Los dos sentidos de una poética
Andrés Bello, el poeta, el hombre de letras. Es difícil tratar esta faceta,
strictu senso, separadamente de una finalidad didáctica que, según el consenso de la crítica bellista, expresa el más auténtico significado de su obra.
Se podría afirmar que ninguno de los variados campos del saber que Bello
cultivó es ajeno a este objeto primordial. Poesía y crítica literaria, filosofía,
derecho romano e internacional, gramática y filología, historia y geografía,
divulgación científica y estudios sociales, son todos componentes de una misma voluntad armoniosa dedicada a la tarea de cimentar y educar el alma de
un pueblo y de una época. Su célebre discurso inaugural de la Universidad
de Chile en 1843 es una poderosa síntesis de esta voluntad. El Bello poeta
y literato cumple con este programa fundador en ideal sintonía con el Bello
Rector emblemático de la Universidad y con el Bello promotor de revistas y
periódicos en donde escribe acerca de meteoritos, de la cría de la cochinilla
mixteca o sobre ciertas variedades de la papa en Colombia. De nuevo, las palabras de Uslar Pietri: “Es un maestro. Estudia incansablemente para enseñar
a todas horas y en todas las formas. Cuando traduce a un poeta es para enseñar
poesía, cuando se entrega a una investigación filológica es para revelar las
raíces culturales de la sociedad a la que pertenece; cuando escribe crítica lo
hace con un tono docente y orientador”.

> **OBJETIVOS**
a – Reproduce el fragmento sobre Andrés Bello desde "Los dos sentidos" hasta "de su obra.", sustituyendo "finalidad didáctica" por "vocación pedagógica".
b – Según el fragmento sobre Andrés Bello, ¿en qué año pronunció Bello su discurso inaugural de la Universidad de Chile?
Los datos no hacen falta para resolver las tareas.

> **DATOS SIN PROCESAR**

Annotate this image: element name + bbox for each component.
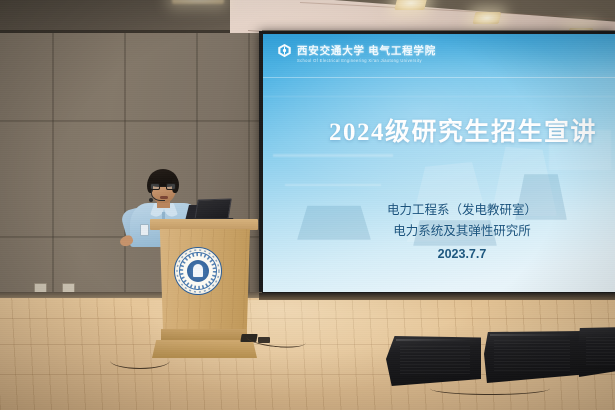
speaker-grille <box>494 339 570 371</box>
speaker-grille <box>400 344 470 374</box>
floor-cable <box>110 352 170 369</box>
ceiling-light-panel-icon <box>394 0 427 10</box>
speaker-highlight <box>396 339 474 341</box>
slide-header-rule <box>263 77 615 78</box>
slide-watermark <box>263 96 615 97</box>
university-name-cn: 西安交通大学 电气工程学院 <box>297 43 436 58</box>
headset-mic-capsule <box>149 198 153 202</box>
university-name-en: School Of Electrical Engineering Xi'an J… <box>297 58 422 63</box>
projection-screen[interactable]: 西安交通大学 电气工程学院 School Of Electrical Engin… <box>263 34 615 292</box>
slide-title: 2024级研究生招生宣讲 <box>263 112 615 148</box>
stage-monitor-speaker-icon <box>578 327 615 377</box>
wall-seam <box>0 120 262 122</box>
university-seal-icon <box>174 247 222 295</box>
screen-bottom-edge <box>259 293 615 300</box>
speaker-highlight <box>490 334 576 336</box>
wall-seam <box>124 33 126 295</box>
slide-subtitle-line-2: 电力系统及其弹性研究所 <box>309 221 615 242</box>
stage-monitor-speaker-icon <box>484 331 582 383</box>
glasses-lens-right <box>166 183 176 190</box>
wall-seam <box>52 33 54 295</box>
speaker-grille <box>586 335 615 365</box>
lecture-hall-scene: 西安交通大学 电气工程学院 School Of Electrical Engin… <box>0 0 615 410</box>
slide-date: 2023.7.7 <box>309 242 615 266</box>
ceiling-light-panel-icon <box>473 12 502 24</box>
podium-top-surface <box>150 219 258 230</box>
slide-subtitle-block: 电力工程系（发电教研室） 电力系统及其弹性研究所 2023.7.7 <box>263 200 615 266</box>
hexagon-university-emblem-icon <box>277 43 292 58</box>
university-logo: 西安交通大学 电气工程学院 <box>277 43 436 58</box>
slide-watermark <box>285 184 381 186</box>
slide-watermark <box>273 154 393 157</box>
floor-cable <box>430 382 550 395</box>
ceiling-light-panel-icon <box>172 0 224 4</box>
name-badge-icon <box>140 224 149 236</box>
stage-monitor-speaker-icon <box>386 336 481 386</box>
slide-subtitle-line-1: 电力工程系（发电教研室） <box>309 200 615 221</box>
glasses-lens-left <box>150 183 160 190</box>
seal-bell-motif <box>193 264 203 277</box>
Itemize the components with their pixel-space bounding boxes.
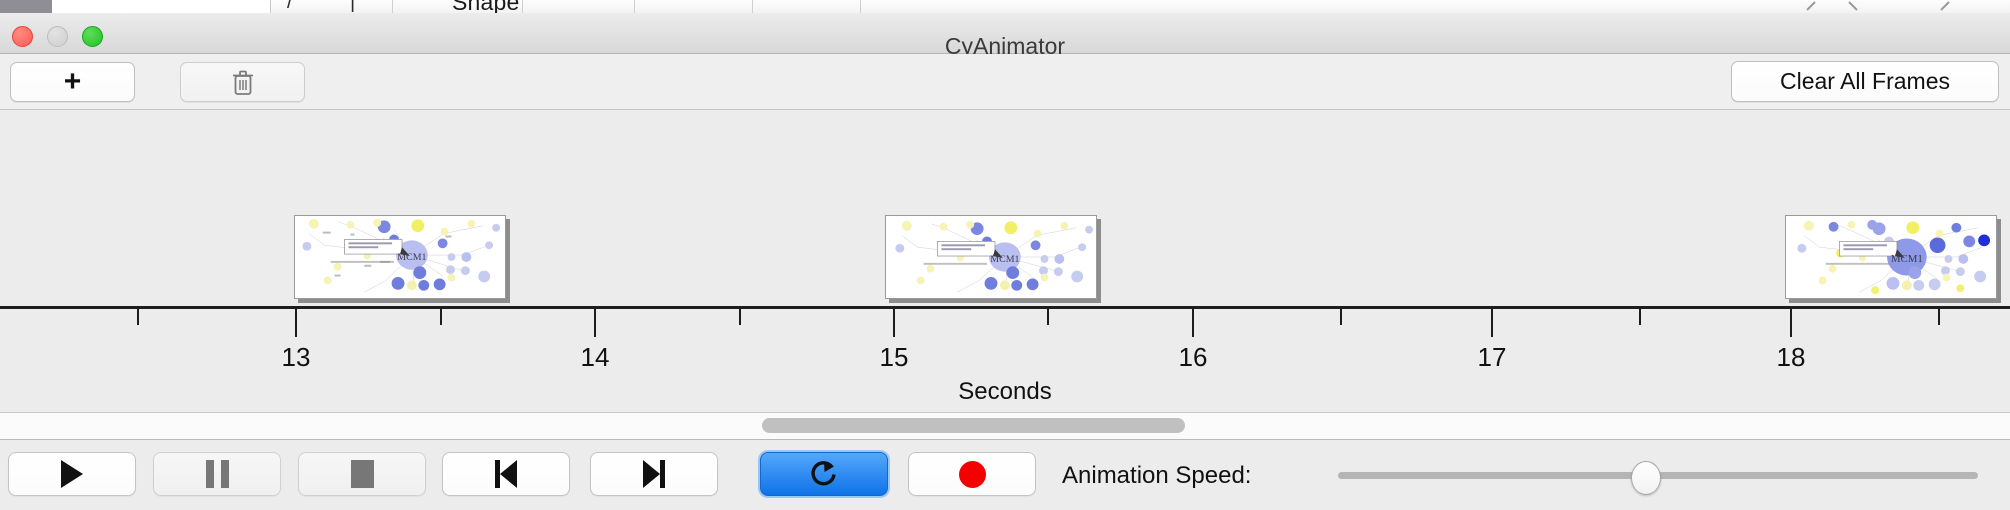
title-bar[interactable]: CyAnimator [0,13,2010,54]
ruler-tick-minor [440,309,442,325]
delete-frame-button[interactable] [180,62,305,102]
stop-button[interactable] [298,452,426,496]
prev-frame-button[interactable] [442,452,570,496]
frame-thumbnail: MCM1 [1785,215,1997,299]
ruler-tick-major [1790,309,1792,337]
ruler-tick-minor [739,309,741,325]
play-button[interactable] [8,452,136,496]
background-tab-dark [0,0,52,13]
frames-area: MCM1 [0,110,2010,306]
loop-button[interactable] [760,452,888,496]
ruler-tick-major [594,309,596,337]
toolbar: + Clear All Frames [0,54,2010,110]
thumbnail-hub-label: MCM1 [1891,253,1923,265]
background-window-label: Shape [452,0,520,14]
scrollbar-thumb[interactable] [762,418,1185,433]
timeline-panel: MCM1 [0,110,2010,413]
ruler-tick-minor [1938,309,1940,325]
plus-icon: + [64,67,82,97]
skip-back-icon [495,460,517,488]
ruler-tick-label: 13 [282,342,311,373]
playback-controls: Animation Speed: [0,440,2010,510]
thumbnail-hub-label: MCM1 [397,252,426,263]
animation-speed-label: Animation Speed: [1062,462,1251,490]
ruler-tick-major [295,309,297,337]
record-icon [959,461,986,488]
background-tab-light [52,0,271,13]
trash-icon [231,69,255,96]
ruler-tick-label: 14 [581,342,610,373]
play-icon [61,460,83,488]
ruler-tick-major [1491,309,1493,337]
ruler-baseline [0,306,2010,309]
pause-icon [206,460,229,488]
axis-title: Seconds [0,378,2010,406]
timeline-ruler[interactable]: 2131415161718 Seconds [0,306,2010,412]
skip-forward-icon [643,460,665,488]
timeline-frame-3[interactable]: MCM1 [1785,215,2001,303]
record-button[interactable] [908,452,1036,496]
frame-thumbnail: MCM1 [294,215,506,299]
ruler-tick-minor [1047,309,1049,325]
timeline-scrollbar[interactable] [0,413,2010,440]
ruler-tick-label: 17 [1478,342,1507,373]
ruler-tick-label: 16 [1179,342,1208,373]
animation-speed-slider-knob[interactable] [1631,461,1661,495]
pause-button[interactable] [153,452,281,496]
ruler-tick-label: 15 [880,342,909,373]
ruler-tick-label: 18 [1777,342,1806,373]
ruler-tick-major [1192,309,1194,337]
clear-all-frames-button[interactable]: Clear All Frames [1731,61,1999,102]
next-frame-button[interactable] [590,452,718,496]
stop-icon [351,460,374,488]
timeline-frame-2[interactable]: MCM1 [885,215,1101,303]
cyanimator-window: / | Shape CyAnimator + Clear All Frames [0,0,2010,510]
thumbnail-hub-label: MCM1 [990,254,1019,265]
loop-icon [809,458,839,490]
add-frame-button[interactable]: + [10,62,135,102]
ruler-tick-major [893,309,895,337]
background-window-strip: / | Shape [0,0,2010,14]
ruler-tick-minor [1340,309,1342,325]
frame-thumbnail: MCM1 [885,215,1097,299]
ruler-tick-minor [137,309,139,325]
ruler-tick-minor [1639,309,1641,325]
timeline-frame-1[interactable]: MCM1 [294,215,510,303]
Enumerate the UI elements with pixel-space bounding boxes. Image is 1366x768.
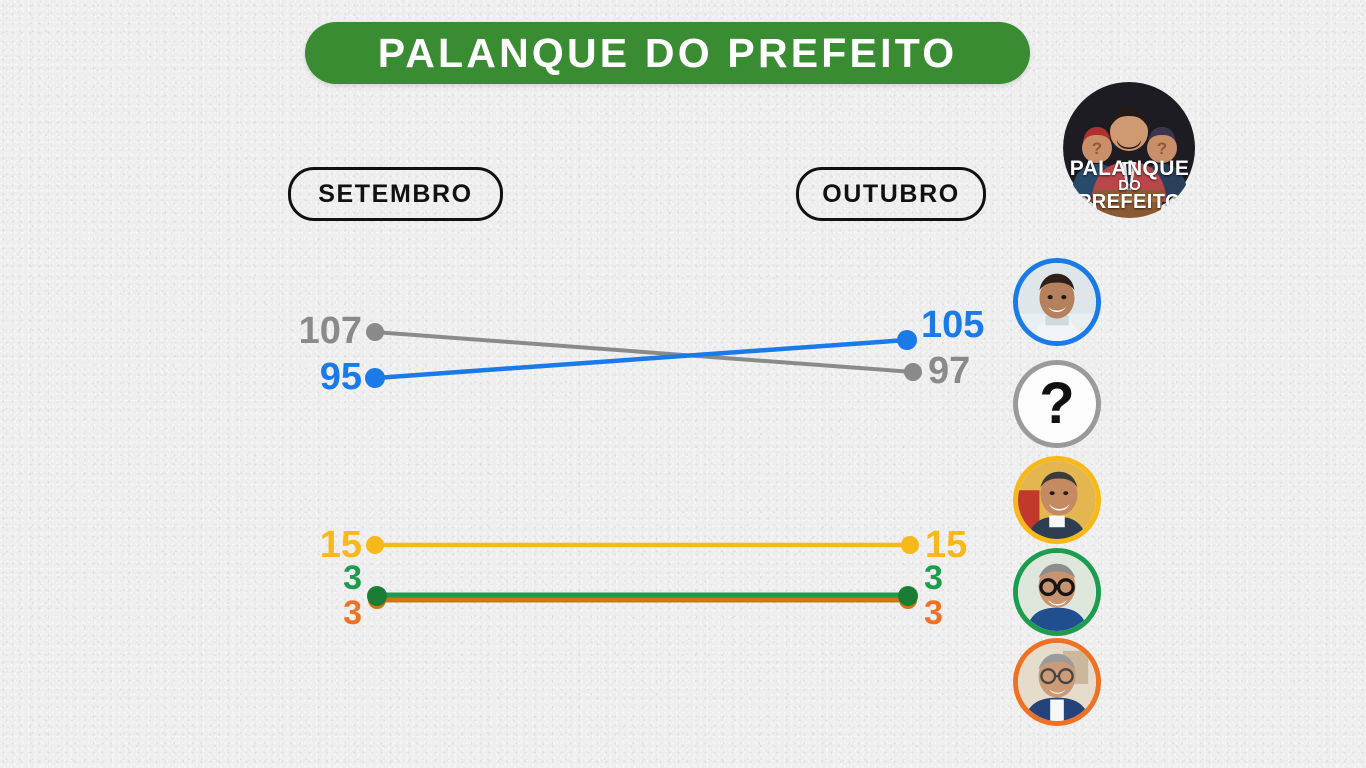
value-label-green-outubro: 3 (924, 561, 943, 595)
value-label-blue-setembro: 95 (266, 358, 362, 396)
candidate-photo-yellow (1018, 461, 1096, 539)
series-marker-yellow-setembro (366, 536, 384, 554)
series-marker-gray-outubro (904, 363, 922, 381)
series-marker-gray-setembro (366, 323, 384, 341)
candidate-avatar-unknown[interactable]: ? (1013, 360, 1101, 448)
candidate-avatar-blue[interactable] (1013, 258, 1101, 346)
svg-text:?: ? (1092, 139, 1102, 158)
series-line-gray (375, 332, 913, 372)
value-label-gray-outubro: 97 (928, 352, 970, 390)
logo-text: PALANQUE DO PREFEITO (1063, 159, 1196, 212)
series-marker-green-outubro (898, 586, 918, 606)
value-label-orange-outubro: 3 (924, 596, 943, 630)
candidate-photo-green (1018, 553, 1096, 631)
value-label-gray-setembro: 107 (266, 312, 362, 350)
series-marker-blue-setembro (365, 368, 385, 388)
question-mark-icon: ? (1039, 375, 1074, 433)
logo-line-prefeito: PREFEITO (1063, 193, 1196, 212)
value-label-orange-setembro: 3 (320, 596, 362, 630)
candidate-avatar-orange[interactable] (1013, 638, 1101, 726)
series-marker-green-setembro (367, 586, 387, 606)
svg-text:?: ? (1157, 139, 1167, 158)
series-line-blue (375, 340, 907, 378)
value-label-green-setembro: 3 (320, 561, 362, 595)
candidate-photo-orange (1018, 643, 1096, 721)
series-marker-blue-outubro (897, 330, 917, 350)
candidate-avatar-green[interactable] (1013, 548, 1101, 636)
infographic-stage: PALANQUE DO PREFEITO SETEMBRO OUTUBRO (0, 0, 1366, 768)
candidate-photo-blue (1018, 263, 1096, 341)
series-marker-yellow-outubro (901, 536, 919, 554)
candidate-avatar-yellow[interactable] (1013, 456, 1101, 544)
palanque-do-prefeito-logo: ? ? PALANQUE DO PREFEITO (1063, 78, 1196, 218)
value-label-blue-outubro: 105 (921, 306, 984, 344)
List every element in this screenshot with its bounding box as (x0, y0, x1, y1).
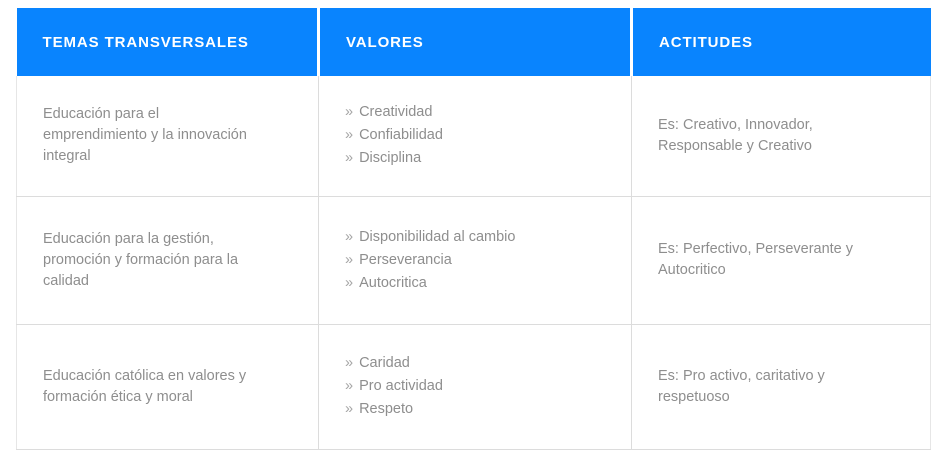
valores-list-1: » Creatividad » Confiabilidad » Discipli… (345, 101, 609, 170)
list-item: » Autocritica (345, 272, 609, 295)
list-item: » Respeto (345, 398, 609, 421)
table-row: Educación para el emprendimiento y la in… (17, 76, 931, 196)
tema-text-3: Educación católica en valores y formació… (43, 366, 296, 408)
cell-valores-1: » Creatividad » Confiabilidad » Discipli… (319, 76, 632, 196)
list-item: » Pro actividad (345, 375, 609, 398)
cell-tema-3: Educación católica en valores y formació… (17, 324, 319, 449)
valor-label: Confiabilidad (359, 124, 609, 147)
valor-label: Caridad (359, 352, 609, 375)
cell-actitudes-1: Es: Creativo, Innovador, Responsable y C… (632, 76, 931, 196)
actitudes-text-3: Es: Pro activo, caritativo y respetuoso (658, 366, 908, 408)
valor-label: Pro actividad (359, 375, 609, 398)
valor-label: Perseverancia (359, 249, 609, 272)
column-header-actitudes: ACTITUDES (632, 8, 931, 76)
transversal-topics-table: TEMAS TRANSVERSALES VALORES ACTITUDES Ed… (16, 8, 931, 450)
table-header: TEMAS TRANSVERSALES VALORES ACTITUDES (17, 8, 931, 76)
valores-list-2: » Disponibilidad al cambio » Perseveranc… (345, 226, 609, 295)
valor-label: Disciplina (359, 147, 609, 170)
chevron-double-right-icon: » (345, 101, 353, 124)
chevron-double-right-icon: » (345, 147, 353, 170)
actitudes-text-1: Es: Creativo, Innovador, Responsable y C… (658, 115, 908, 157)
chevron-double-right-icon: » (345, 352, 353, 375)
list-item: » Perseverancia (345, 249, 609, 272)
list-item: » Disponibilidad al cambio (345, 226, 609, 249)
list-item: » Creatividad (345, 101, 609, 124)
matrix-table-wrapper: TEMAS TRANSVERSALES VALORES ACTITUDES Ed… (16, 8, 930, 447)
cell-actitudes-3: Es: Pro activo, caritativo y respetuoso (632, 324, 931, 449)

> **SOLUCIONES POR TAREA**
a –
Los dos sentidos de una poética
Andrés Bello, el poeta, el hombre de letras. Es difícil tratar esta faceta,
strictu senso, separadamente de una vocación pedagógica que, según el consenso de la crítica bellista, expresa el más auténtico significado de su obra.

b – En 1843.